— START THE INPUT —
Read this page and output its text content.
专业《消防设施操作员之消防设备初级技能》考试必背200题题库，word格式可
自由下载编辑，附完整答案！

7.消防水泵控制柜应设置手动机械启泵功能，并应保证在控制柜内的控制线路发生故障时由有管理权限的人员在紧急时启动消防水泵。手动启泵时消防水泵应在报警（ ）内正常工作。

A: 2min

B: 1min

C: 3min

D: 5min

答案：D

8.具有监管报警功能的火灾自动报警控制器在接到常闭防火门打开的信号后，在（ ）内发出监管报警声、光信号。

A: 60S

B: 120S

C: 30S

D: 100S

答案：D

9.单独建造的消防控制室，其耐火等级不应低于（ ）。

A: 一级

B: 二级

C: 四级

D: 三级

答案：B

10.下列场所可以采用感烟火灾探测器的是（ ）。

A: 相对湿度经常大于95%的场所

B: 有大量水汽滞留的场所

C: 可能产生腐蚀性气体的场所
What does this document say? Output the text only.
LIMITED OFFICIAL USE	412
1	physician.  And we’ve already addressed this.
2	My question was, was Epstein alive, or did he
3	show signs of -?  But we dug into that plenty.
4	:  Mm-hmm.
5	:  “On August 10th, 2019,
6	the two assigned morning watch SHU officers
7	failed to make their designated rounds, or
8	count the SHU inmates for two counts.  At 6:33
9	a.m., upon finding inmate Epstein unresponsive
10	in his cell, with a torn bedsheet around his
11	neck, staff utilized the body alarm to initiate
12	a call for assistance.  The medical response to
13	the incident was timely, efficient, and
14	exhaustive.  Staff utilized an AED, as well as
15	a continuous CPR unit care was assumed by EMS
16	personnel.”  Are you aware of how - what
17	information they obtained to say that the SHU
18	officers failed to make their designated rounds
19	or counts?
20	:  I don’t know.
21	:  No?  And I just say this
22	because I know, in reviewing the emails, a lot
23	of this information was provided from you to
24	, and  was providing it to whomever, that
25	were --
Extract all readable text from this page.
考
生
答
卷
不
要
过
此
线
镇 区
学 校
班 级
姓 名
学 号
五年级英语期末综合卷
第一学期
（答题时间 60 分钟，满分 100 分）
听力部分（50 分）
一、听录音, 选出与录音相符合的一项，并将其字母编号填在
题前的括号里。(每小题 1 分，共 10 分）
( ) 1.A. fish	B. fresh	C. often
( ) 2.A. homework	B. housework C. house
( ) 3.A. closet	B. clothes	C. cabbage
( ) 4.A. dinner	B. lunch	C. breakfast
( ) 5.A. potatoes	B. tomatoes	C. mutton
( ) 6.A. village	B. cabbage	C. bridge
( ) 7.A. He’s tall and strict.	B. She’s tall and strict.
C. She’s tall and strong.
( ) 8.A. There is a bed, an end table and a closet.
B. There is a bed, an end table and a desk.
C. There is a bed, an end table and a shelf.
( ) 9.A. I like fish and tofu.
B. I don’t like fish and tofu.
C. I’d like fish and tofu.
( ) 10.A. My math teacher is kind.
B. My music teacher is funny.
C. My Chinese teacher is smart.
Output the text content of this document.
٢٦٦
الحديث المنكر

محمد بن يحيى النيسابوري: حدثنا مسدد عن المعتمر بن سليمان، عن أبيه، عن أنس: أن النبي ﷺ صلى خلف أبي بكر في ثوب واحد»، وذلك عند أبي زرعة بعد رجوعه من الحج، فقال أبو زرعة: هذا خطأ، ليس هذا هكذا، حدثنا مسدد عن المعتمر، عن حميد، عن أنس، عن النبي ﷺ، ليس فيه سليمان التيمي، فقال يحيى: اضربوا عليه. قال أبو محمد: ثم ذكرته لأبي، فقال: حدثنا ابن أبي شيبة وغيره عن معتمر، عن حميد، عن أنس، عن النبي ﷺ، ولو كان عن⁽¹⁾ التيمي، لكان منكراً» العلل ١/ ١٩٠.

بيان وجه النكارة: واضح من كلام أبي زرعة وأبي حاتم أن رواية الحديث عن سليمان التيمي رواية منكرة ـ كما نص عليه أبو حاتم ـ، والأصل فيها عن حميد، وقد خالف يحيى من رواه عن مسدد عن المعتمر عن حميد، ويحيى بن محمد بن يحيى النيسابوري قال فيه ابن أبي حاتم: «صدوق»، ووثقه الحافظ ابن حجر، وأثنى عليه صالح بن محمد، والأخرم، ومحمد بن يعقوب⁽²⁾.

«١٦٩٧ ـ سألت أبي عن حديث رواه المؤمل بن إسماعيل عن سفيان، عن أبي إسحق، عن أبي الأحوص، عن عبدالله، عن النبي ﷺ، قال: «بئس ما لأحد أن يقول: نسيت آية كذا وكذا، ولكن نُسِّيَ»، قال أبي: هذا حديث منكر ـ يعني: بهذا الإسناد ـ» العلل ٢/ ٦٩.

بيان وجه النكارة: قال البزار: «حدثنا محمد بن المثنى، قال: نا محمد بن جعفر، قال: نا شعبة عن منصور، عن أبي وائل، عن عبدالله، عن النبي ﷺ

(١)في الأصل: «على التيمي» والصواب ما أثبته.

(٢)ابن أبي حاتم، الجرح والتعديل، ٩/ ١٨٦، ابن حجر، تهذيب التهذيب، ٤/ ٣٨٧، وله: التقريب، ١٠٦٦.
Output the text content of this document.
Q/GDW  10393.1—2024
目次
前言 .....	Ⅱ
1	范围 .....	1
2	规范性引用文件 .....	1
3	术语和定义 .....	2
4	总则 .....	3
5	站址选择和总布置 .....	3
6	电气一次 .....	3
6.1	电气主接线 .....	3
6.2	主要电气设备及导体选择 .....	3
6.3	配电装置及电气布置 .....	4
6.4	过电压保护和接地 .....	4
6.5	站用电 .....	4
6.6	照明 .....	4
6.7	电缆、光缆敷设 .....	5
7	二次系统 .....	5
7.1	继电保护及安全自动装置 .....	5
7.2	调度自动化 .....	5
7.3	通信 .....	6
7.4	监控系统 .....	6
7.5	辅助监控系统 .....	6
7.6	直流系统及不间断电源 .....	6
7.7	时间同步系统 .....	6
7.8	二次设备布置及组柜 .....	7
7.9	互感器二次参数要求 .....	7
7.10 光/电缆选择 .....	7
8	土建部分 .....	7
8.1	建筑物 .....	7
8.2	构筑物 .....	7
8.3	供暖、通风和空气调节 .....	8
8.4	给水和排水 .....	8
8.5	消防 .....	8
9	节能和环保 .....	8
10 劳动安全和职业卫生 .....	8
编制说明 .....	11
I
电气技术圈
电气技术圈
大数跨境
— END THE INPUT —
Extract all lines as given.

FULL ANSWER:
Read this page and output its text content.
专业《消防设施操作员之消防设备初级技能》考试必背200题题库，word格式可
自由下载编辑，附完整答案！

7.消防水泵控制柜应设置手动机械启泵功能，并应保证在控制柜内的控制线路发生故障时由有管理权限的人员在紧急时启动消防水泵。手动启泵时消防水泵应在报警（ ）内正常工作。

A: 2min

B: 1min

C: 3min

D: 5min

答案：D

8.具有监管报警功能的火灾自动报警控制器在接到常闭防火门打开的信号后，在（ ）内发出监管报警声、光信号。

A: 60S

B: 120S

C: 30S

D: 100S

答案：D

9.单独建造的消防控制室，其耐火等级不应低于（ ）。

A: 一级

B: 二级

C: 四级

D: 三级

答案：B

10.下列场所可以采用感烟火灾探测器的是（ ）。

A: 相对湿度经常大于95%的场所

B: 有大量水汽滞留的场所

C: 可能产生腐蚀性气体的场所
What does this document say? Output the text only.
LIMITED OFFICIAL USE	412
1	physician.  And we’ve already addressed this.
2	My question was, was Epstein alive, or did he
3	show signs of -?  But we dug into that plenty.
4	:  Mm-hmm.
5	:  “On August 10th, 2019,
6	the two assigned morning watch SHU officers
7	failed to make their designated rounds, or
8	count the SHU inmates for two counts.  At 6:33
9	a.m., upon finding inmate Epstein unresponsive
10	in his cell, with a torn bedsheet around his
11	neck, staff utilized the body alarm to initiate
12	a call for assistance.  The medical response to
13	the incident was timely, efficient, and
14	exhaustive.  Staff utilized an AED, as well as
15	a continuous CPR unit care was assumed by EMS
16	personnel.”  Are you aware of how - what
17	information they obtained to say that the SHU
18	officers failed to make their designated rounds
19	or counts?
20	:  I don’t know.
21	:  No?  And I just say this
22	because I know, in reviewing the emails, a lot
23	of this information was provided from you to
24	, and  was providing it to whomever, that
25	were --
Extract all readable text from this page.
考
生
答
卷
不
要
过
此
线
镇 区
学 校
班 级
姓 名
学 号
五年级英语期末综合卷
第一学期
（答题时间 60 分钟，满分 100 分）
听力部分（50 分）
一、听录音, 选出与录音相符合的一项，并将其字母编号填在
题前的括号里。(每小题 1 分，共 10 分）
( ) 1.A. fish	B. fresh	C. often
( ) 2.A. homework	B. housework C. house
( ) 3.A. closet	B. clothes	C. cabbage
( ) 4.A. dinner	B. lunch	C. breakfast
( ) 5.A. potatoes	B. tomatoes	C. mutton
( ) 6.A. village	B. cabbage	C. bridge
( ) 7.A. He’s tall and strict.	B. She’s tall and strict.
C. She’s tall and strong.
( ) 8.A. There is a bed, an end table and a closet.
B. There is a bed, an end table and a desk.
C. There is a bed, an end table and a shelf.
( ) 9.A. I like fish and tofu.
B. I don’t like fish and tofu.
C. I’d like fish and tofu.
( ) 10.A. My math teacher is kind.
B. My music teacher is funny.
C. My Chinese teacher is smart.
Output the text content of this document.
٢٦٦
الحديث المنكر

محمد بن يحيى النيسابوري: حدثنا مسدد عن المعتمر بن سليمان، عن أبيه، عن أنس: أن النبي ﷺ صلى خلف أبي بكر في ثوب واحد»، وذلك عند أبي زرعة بعد رجوعه من الحج، فقال أبو زرعة: هذا خطأ، ليس هذا هكذا، حدثنا مسدد عن المعتمر، عن حميد، عن أنس، عن النبي ﷺ، ليس فيه سليمان التيمي، فقال يحيى: اضربوا عليه. قال أبو محمد: ثم ذكرته لأبي، فقال: حدثنا ابن أبي شيبة وغيره عن معتمر، عن حميد، عن أنس، عن النبي ﷺ، ولو كان عن⁽¹⁾ التيمي، لكان منكراً» العلل ١/ ١٩٠.

بيان وجه النكارة: واضح من كلام أبي زرعة وأبي حاتم أن رواية الحديث عن سليمان التيمي رواية منكرة ـ كما نص عليه أبو حاتم ـ، والأصل فيها عن حميد، وقد خالف يحيى من رواه عن مسدد عن المعتمر عن حميد، ويحيى بن محمد بن يحيى النيسابوري قال فيه ابن أبي حاتم: «صدوق»، ووثقه الحافظ ابن حجر، وأثنى عليه صالح بن محمد، والأخرم، ومحمد بن يعقوب⁽²⁾.

«١٦٩٧ ـ سألت أبي عن حديث رواه المؤمل بن إسماعيل عن سفيان، عن أبي إسحق، عن أبي الأحوص، عن عبدالله، عن النبي ﷺ، قال: «بئس ما لأحد أن يقول: نسيت آية كذا وكذا، ولكن نُسِّيَ»، قال أبي: هذا حديث منكر ـ يعني: بهذا الإسناد ـ» العلل ٢/ ٦٩.

بيان وجه النكارة: قال البزار: «حدثنا محمد بن المثنى، قال: نا محمد بن جعفر، قال: نا شعبة عن منصور، عن أبي وائل، عن عبدالله، عن النبي ﷺ

(١)في الأصل: «على التيمي» والصواب ما أثبته.

(٢)ابن أبي حاتم، الجرح والتعديل، ٩/ ١٨٦، ابن حجر، تهذيب التهذيب، ٤/ ٣٨٧، وله: التقريب، ١٠٦٦.
Output the text content of this document.
Q/GDW  10393.1—2024
目次
前言 .....	Ⅱ
1	范围 .....	1
2	规范性引用文件 .....	1
3	术语和定义 .....	2
4	总则 .....	3
5	站址选择和总布置 .....	3
6	电气一次 .....	3
6.1	电气主接线 .....	3
6.2	主要电气设备及导体选择 .....	3
6.3	配电装置及电气布置 .....	4
6.4	过电压保护和接地 .....	4
6.5	站用电 .....	4
6.6	照明 .....	4
6.7	电缆、光缆敷设 .....	5
7	二次系统 .....	5
7.1	继电保护及安全自动装置 .....	5
7.2	调度自动化 .....	5
7.3	通信 .....	6
7.4	监控系统 .....	6
7.5	辅助监控系统 .....	6
7.6	直流系统及不间断电源 .....	6
7.7	时间同步系统 .....	6
7.8	二次设备布置及组柜 .....	7
7.9	互感器二次参数要求 .....	7
7.10 光/电缆选择 .....	7
8	土建部分 .....	7
8.1	建筑物 .....	7
8.2	构筑物 .....	7
8.3	供暖、通风和空气调节 .....	8
8.4	给水和排水 .....	8
8.5	消防 .....	8
9	节能和环保 .....	8
10 劳动安全和职业卫生 .....	8
编制说明 .....	11
I
电气技术圈
电气技术圈
大数跨境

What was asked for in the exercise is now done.